-- Aim --
Find every line below that contains the string "body" and copy each of those lines in full. Case matters, so match only that exact capitalization.

+++++

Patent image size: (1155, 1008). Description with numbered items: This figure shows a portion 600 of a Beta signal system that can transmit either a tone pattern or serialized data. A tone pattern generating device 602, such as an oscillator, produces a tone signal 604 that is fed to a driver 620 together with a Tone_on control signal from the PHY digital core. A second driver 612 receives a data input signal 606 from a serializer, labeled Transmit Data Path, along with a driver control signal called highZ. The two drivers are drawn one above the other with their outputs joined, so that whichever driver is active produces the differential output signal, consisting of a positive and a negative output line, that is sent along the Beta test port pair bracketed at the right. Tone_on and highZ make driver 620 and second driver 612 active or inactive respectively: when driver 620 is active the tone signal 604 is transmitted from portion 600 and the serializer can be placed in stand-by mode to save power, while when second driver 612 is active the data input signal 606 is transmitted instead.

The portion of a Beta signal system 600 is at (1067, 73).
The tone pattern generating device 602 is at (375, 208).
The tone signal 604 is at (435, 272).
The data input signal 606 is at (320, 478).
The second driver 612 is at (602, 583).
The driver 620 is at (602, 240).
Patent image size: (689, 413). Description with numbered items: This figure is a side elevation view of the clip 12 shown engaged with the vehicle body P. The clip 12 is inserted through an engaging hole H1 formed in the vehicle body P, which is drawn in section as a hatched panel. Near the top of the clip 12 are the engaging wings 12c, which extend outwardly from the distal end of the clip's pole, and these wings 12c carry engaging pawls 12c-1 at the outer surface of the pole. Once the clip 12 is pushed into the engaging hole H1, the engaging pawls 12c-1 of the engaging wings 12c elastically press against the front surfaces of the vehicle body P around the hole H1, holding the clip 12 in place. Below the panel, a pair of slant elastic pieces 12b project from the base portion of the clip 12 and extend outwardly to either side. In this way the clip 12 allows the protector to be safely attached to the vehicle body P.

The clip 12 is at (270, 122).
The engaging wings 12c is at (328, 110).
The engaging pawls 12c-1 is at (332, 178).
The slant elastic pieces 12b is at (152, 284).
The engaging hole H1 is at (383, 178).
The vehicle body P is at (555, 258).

+++++

-- Response --
Patent image size: (689, 413). Description with numbered items: This figure is a side elevation view of the clip 12 shown engaged with the vehicle body P. The clip 12 is inserted through an engaging hole H1 formed in the vehicle body P, which is drawn in section as a hatched panel. Near the top of the clip 12 are the engaging wings 12c, which extend outwardly from the distal end of the clip's pole, and these wings 12c carry engaging pawls 12c-1 at the outer surface of the pole. Once the clip 12 is pushed into the engaging hole H1, the engaging pawls 12c-1 of the engaging wings 12c elastically press against the front surfaces of the vehicle body P around the hole H1, holding the clip 12 in place. Below the panel, a pair of slant elastic pieces 12b project from the base portion of the clip 12 and extend outwardly to either side. In this way the clip 12 allows the protector to be safely attached to the vehicle body P.
The vehicle body P is at (555, 258).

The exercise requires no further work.